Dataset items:
"""

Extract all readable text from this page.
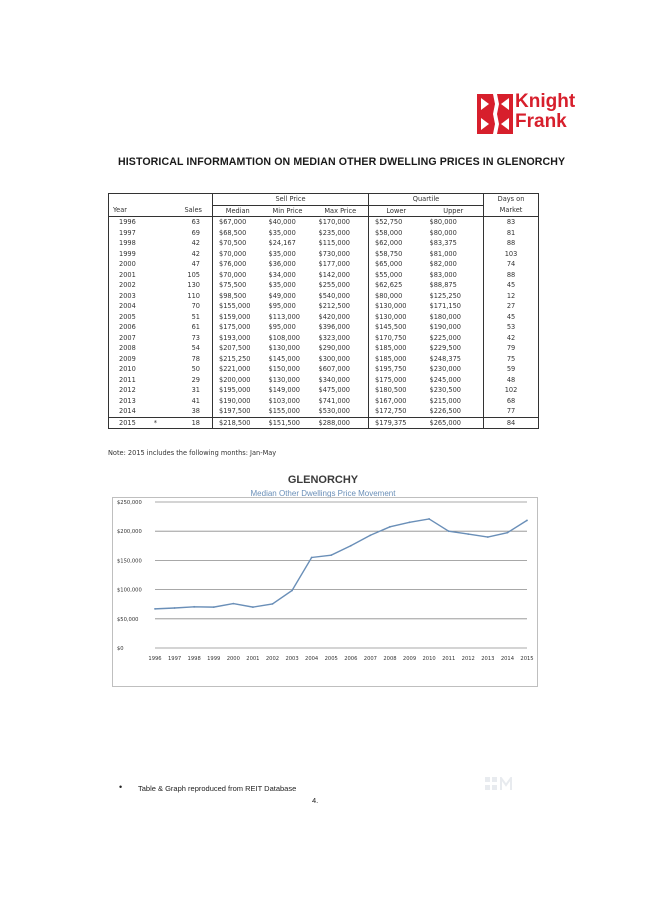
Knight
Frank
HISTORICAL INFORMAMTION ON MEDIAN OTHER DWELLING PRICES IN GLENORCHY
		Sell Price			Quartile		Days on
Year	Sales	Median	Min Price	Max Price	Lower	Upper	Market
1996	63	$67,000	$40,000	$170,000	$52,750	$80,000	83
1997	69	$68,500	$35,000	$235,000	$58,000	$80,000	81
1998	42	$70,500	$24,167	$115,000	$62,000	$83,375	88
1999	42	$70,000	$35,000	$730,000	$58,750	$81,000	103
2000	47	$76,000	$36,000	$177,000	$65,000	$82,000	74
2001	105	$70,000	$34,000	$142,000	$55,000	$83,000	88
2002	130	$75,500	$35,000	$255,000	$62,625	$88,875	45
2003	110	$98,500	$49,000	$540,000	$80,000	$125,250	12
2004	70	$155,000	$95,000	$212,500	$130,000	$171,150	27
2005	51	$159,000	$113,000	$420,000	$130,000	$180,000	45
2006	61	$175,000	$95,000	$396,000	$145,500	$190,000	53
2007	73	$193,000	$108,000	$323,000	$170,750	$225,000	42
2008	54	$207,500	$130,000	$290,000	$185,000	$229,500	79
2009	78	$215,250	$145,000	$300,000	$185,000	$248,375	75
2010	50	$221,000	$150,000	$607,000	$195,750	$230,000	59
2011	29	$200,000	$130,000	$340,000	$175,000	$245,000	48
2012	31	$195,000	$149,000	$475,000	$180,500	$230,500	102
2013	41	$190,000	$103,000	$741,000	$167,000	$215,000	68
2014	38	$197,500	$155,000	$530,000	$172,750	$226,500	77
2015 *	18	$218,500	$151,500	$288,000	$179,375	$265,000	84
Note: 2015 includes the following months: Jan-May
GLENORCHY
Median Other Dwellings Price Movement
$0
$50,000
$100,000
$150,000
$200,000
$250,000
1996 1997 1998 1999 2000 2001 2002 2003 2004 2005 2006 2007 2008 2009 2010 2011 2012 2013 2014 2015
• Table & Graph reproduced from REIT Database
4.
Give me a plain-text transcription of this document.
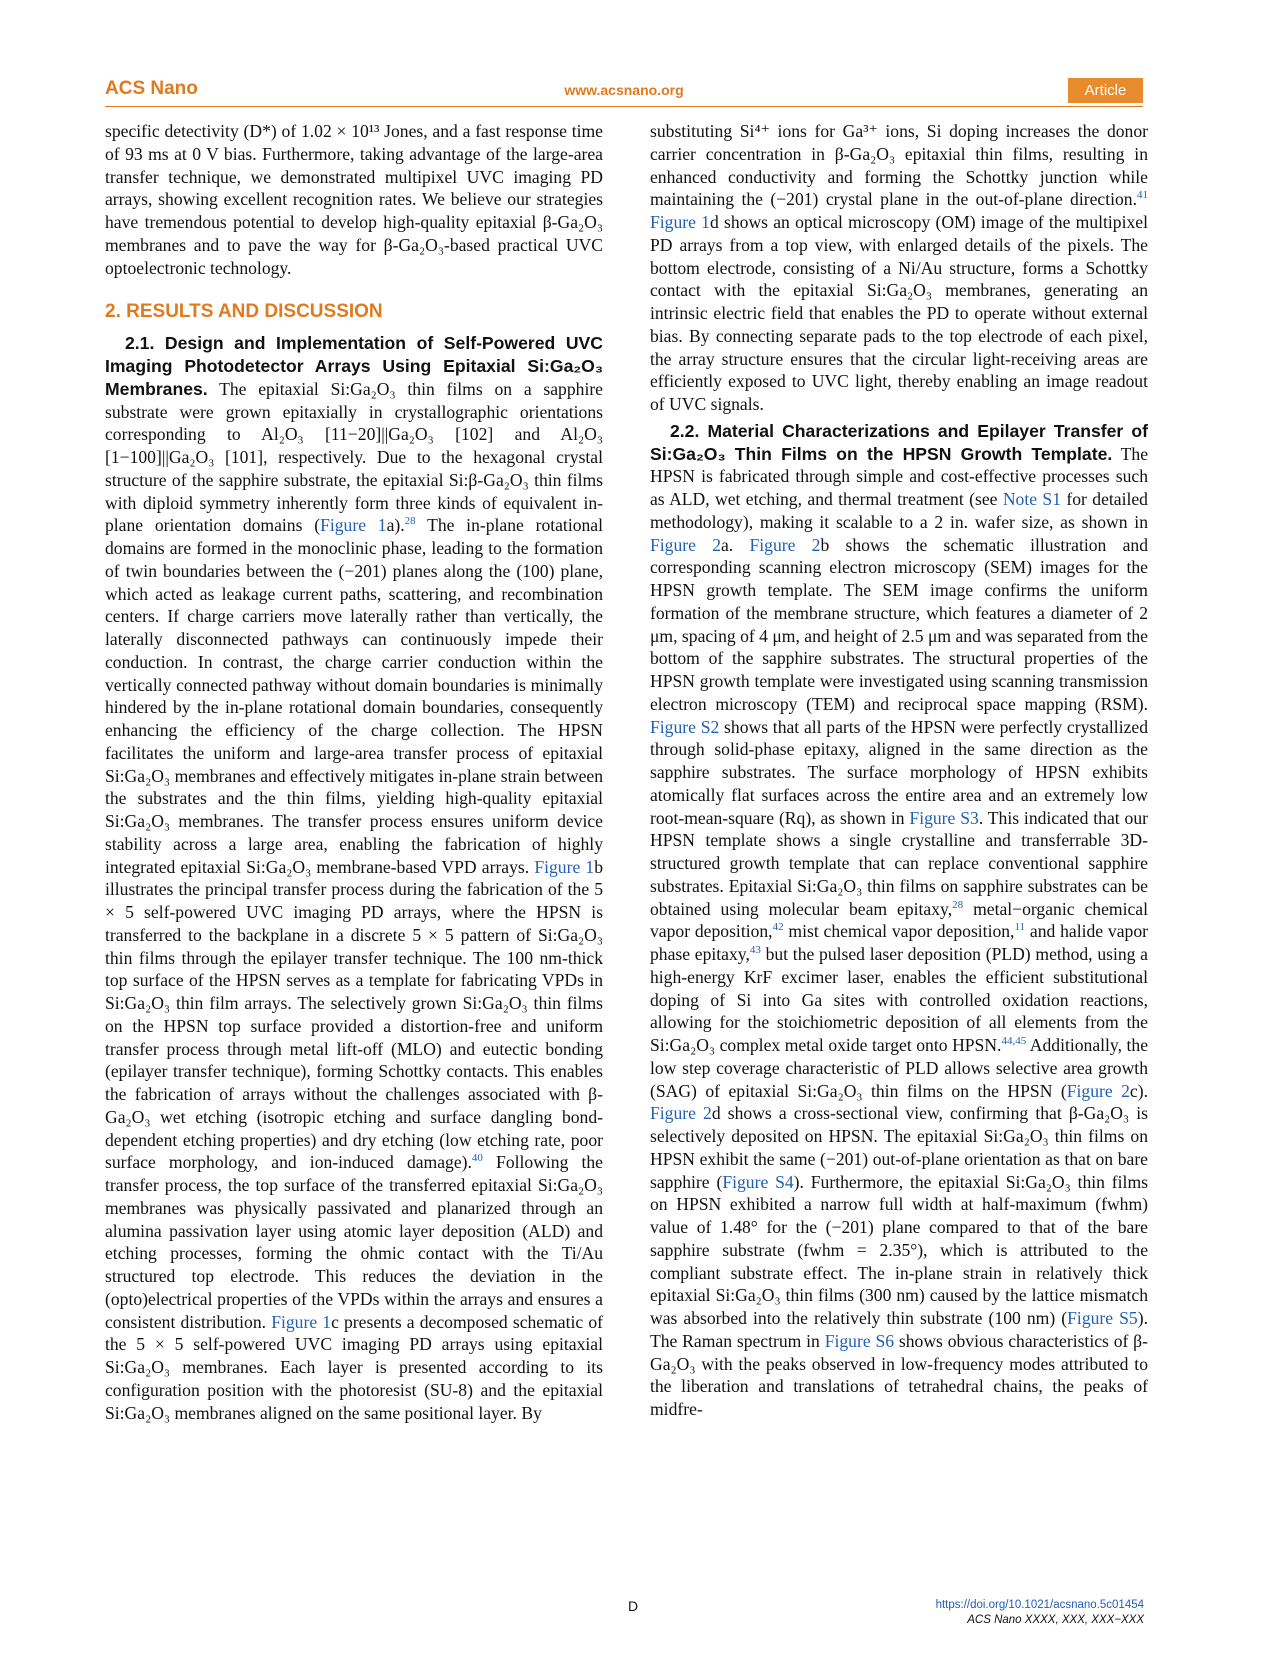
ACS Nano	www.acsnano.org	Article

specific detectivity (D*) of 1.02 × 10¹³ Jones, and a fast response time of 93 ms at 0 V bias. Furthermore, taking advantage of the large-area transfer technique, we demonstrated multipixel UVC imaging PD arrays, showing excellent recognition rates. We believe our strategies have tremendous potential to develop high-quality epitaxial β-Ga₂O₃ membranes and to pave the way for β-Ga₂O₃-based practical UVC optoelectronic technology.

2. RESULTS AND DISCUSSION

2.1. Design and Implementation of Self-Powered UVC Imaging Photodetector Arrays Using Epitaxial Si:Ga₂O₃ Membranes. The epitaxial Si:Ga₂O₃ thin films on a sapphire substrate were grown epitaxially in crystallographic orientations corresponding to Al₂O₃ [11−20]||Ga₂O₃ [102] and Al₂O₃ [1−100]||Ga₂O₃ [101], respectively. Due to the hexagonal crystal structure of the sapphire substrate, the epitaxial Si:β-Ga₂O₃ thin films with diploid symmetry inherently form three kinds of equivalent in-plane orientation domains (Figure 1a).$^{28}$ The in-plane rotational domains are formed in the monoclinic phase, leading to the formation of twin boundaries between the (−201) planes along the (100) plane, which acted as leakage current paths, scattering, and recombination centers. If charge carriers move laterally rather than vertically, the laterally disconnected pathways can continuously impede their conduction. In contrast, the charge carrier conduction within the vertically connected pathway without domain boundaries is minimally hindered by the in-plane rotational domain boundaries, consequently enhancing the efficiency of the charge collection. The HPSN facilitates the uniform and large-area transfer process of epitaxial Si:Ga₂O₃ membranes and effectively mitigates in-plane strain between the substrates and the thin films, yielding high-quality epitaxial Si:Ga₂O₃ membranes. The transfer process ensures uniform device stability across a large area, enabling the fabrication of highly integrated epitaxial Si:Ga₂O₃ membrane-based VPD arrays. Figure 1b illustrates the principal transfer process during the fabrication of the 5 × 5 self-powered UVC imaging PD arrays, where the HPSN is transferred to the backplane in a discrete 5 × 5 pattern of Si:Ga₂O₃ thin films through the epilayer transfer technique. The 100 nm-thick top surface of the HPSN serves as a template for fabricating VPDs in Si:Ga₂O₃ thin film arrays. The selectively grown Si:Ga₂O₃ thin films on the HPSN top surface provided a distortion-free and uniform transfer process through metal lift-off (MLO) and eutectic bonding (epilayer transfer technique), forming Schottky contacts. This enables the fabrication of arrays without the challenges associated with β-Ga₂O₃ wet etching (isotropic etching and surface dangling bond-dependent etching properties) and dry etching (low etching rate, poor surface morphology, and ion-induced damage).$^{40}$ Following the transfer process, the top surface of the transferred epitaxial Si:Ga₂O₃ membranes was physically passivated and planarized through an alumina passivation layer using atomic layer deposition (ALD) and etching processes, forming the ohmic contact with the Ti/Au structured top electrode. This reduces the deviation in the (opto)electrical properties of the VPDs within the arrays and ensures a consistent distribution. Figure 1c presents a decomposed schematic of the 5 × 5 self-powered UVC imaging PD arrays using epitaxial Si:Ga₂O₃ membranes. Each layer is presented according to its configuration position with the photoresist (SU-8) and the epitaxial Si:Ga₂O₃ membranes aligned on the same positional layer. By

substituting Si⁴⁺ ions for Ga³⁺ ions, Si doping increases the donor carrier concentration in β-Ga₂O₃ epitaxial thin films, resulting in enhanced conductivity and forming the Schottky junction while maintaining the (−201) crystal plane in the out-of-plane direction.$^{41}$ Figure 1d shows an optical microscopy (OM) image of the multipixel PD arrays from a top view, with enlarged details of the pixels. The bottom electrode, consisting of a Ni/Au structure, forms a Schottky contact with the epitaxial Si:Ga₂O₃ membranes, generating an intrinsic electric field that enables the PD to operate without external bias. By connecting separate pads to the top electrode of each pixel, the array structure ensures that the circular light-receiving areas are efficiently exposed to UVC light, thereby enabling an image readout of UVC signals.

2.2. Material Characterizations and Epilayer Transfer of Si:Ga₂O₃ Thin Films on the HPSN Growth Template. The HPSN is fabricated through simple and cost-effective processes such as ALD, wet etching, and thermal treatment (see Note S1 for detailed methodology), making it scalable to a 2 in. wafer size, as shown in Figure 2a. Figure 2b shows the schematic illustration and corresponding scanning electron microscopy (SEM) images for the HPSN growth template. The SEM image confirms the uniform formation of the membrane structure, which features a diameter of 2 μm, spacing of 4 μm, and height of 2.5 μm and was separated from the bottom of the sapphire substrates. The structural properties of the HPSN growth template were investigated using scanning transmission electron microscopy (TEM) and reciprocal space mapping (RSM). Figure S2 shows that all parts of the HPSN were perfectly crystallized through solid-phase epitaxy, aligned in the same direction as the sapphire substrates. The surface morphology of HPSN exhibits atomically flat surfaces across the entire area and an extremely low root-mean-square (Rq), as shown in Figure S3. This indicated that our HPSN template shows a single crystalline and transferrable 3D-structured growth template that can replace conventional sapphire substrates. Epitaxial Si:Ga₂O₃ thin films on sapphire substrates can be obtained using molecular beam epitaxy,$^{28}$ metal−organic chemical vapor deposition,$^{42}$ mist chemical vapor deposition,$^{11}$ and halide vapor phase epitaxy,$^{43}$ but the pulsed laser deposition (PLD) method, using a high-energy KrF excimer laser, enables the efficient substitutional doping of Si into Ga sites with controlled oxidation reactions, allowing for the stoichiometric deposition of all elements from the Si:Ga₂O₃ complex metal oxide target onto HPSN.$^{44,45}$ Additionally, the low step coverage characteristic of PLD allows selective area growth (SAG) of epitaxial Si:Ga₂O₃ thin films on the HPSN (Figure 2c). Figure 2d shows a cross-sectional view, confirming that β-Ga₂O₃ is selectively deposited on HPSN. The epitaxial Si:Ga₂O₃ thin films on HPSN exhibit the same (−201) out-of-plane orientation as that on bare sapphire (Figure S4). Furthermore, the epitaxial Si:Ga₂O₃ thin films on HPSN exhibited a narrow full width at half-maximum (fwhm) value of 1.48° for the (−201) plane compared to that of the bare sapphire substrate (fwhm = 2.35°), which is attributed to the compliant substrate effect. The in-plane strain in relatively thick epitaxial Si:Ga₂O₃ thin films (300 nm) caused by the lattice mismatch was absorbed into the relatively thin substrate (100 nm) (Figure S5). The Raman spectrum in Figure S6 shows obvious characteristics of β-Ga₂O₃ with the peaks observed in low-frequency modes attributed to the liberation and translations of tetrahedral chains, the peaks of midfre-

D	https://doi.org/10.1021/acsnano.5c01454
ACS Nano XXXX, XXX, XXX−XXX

"""
"""

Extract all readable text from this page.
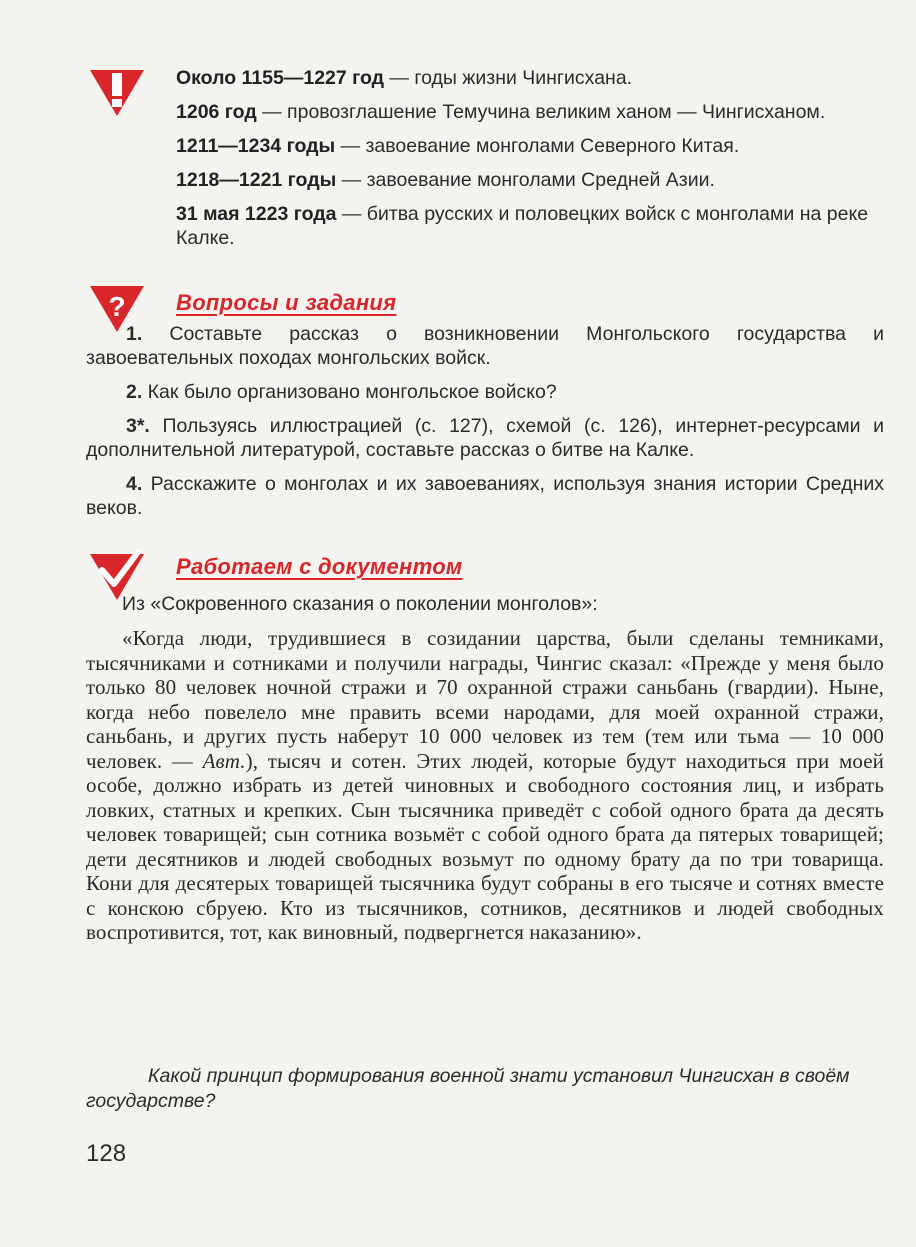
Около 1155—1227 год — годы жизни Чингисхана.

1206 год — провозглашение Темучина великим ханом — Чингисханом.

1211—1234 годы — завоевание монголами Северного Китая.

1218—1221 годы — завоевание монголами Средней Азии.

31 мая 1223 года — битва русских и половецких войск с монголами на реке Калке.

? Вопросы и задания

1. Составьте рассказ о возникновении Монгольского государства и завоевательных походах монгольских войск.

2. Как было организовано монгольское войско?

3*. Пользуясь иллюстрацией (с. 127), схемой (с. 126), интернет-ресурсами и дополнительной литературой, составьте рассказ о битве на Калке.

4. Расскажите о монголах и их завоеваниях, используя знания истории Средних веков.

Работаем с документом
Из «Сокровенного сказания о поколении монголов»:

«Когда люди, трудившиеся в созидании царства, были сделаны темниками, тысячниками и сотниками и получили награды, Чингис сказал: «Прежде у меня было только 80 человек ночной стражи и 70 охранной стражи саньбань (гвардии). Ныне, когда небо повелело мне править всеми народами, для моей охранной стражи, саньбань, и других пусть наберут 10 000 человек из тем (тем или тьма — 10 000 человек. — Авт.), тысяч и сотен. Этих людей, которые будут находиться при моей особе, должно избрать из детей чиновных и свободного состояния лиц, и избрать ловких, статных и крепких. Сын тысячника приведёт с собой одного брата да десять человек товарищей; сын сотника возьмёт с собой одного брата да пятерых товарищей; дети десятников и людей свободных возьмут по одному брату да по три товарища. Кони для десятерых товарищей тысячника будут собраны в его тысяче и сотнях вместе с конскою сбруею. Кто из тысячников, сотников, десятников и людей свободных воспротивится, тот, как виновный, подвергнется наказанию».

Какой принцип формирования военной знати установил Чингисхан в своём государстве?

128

"""
"""

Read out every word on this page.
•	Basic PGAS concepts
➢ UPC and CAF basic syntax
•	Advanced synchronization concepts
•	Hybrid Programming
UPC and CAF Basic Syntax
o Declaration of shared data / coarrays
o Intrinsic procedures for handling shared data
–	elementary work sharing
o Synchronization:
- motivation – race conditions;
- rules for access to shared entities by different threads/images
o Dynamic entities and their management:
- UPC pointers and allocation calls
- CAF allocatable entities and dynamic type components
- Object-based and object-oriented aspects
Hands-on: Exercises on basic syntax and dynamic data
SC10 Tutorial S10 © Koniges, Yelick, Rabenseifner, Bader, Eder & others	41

"""

**Requirement**
In the listing above, locate each line with "завоевание" and copy it.

**Response to the exercise**
1211—1234 годы — завоевание монголами Северного Китая.
1218—1221 годы — завоевание монголами Средней Азии.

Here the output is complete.